**Exercise details**
Print each line of the listing once more, precisely as given.

--- Start ---

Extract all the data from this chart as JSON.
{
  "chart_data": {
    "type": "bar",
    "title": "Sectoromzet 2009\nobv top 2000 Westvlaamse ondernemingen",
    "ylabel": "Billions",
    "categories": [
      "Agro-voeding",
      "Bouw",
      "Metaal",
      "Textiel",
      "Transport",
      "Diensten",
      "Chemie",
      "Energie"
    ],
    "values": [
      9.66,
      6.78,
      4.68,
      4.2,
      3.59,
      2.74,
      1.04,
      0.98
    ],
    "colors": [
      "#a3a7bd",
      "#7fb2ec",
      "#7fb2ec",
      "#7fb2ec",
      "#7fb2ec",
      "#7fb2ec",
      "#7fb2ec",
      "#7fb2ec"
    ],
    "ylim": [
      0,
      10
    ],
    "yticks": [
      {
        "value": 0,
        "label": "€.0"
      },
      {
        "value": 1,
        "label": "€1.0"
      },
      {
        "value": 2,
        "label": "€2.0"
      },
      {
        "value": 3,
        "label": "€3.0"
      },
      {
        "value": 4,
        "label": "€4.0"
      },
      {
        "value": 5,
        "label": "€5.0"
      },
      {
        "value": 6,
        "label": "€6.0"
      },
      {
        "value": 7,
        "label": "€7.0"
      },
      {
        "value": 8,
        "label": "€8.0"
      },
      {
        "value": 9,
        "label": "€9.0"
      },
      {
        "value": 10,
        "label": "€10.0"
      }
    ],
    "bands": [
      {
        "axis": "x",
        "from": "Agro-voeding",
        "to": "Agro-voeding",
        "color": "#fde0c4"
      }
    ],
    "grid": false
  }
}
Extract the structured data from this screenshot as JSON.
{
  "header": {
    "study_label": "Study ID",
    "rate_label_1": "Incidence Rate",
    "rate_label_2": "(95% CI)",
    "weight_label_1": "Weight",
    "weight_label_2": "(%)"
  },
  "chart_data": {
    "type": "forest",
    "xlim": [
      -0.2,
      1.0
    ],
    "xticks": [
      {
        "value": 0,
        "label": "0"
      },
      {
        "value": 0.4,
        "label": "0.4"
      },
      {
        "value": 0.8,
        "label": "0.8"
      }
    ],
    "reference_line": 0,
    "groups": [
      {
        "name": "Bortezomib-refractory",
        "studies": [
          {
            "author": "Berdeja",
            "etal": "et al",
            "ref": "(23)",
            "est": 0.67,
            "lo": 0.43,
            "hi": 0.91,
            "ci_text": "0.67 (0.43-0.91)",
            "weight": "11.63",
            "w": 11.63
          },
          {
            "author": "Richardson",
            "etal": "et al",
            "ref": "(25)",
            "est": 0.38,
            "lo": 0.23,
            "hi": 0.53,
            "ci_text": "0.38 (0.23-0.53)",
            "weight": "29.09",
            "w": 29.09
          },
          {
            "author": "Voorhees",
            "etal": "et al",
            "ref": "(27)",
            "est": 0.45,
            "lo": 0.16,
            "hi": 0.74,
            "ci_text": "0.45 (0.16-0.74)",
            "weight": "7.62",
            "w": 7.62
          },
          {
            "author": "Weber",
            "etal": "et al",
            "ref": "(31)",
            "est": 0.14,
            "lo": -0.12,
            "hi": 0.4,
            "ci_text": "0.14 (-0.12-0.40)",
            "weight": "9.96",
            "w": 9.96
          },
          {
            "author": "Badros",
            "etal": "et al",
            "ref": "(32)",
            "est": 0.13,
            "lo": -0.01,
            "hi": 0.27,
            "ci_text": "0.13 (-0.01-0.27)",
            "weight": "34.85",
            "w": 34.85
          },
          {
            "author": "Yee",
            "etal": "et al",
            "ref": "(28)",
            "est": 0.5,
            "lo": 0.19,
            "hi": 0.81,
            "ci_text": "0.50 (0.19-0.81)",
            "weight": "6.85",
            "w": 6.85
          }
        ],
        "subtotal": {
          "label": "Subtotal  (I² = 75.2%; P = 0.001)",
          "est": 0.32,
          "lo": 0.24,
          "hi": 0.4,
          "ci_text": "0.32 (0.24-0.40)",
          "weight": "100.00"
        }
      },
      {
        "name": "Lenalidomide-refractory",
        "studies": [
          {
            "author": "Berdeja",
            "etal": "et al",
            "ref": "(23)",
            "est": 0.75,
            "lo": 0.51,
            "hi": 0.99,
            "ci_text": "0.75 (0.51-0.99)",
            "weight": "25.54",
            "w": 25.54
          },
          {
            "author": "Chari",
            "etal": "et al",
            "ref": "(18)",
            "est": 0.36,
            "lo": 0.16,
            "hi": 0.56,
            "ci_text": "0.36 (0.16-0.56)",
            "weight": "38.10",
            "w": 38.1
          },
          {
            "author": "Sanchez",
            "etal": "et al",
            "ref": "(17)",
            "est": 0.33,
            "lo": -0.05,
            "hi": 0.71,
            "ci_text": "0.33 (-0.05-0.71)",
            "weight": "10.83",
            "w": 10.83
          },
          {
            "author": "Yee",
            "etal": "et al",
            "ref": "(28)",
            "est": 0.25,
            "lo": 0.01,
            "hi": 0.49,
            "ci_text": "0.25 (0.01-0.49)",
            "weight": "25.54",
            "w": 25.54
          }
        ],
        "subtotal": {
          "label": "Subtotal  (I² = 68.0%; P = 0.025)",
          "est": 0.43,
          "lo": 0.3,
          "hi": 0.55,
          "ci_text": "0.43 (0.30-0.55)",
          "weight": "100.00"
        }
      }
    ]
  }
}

--- End ---

**Task result**
Extract all the data from this chart as JSON.
{
  "chart_data": {
    "type": "bar",
    "title": "Sectoromzet 2009\nobv top 2000 Westvlaamse ondernemingen",
    "ylabel": "Billions",
    "categories": [
      "Agro-voeding",
      "Bouw",
      "Metaal",
      "Textiel",
      "Transport",
      "Diensten",
      "Chemie",
      "Energie"
    ],
    "values": [
      9.66,
      6.78,
      4.68,
      4.2,
      3.59,
      2.74,
      1.04,
      0.98
    ],
    "colors": [
      "#a3a7bd",
      "#7fb2ec",
      "#7fb2ec",
      "#7fb2ec",
      "#7fb2ec",
      "#7fb2ec",
      "#7fb2ec",
      "#7fb2ec"
    ],
    "ylim": [
      0,
      10
    ],
    "yticks": [
      {
        "value": 0,
        "label": "€.0"
      },
      {
        "value": 1,
        "label": "€1.0"
      },
      {
        "value": 2,
        "label": "€2.0"
      },
      {
        "value": 3,
        "label": "€3.0"
      },
      {
        "value": 4,
        "label": "€4.0"
      },
      {
        "value": 5,
        "label": "€5.0"
      },
      {
        "value": 6,
        "label": "€6.0"
      },
      {
        "value": 7,
        "label": "€7.0"
      },
      {
        "value": 8,
        "label": "€8.0"
      },
      {
        "value": 9,
        "label": "€9.0"
      },
      {
        "value": 10,
        "label": "€10.0"
      }
    ],
    "bands": [
      {
        "axis": "x",
        "from": "Agro-voeding",
        "to": "Agro-voeding",
        "color": "#fde0c4"
      }
    ],
    "grid": false
  }
}
Extract the structured data from this screenshot as JSON.
{
  "header": {
    "study_label": "Study ID",
    "rate_label_1": "Incidence Rate",
    "rate_label_2": "(95% CI)",
    "weight_label_1": "Weight",
    "weight_label_2": "(%)"
  },
  "chart_data": {
    "type": "forest",
    "xlim": [
      -0.2,
      1.0
    ],
    "xticks": [
      {
        "value": 0,
        "label": "0"
      },
      {
        "value": 0.4,
        "label": "0.4"
      },
      {
        "value": 0.8,
        "label": "0.8"
      }
    ],
    "reference_line": 0,
    "groups": [
      {
        "name": "Bortezomib-refractory",
        "studies": [
          {
            "author": "Berdeja",
            "etal": "et al",
            "ref": "(23)",
            "est": 0.67,
            "lo": 0.43,
            "hi": 0.91,
            "ci_text": "0.67 (0.43-0.91)",
            "weight": "11.63",
            "w": 11.63
          },
          {
            "author": "Richardson",
            "etal": "et al",
            "ref": "(25)",
            "est": 0.38,
            "lo": 0.23,
            "hi": 0.53,
            "ci_text": "0.38 (0.23-0.53)",
            "weight": "29.09",
            "w": 29.09
          },
          {
            "author": "Voorhees",
            "etal": "et al",
            "ref": "(27)",
            "est": 0.45,
            "lo": 0.16,
            "hi": 0.74,
            "ci_text": "0.45 (0.16-0.74)",
            "weight": "7.62",
            "w": 7.62
          },
          {
            "author": "Weber",
            "etal": "et al",
            "ref": "(31)",
            "est": 0.14,
            "lo": -0.12,
            "hi": 0.4,
            "ci_text": "0.14 (-0.12-0.40)",
            "weight": "9.96",
            "w": 9.96
          },
          {
            "author": "Badros",
            "etal": "et al",
            "ref": "(32)",
            "est": 0.13,
            "lo": -0.01,
            "hi": 0.27,
            "ci_text": "0.13 (-0.01-0.27)",
            "weight": "34.85",
            "w": 34.85
          },
          {
            "author": "Yee",
            "etal": "et al",
            "ref": "(28)",
            "est": 0.5,
            "lo": 0.19,
            "hi": 0.81,
            "ci_text": "0.50 (0.19-0.81)",
            "weight": "6.85",
            "w": 6.85
          }
        ],
        "subtotal": {
          "label": "Subtotal  (I² = 75.2%; P = 0.001)",
          "est": 0.32,
          "lo": 0.24,
          "hi": 0.4,
          "ci_text": "0.32 (0.24-0.40)",
          "weight": "100.00"
        }
      },
      {
        "name": "Lenalidomide-refractory",
        "studies": [
          {
            "author": "Berdeja",
            "etal": "et al",
            "ref": "(23)",
            "est": 0.75,
            "lo": 0.51,
            "hi": 0.99,
            "ci_text": "0.75 (0.51-0.99)",
            "weight": "25.54",
            "w": 25.54
          },
          {
            "author": "Chari",
            "etal": "et al",
            "ref": "(18)",
            "est": 0.36,
            "lo": 0.16,
            "hi": 0.56,
            "ci_text": "0.36 (0.16-0.56)",
            "weight": "38.10",
            "w": 38.1
          },
          {
            "author": "Sanchez",
            "etal": "et al",
            "ref": "(17)",
            "est": 0.33,
            "lo": -0.05,
            "hi": 0.71,
            "ci_text": "0.33 (-0.05-0.71)",
            "weight": "10.83",
            "w": 10.83
          },
          {
            "author": "Yee",
            "etal": "et al",
            "ref": "(28)",
            "est": 0.25,
            "lo": 0.01,
            "hi": 0.49,
            "ci_text": "0.25 (0.01-0.49)",
            "weight": "25.54",
            "w": 25.54
          }
        ],
        "subtotal": {
          "label": "Subtotal  (I² = 68.0%; P = 0.025)",
          "est": 0.43,
          "lo": 0.3,
          "hi": 0.55,
          "ci_text": "0.43 (0.30-0.55)",
          "weight": "100.00"
        }
      }
    ]
  }
}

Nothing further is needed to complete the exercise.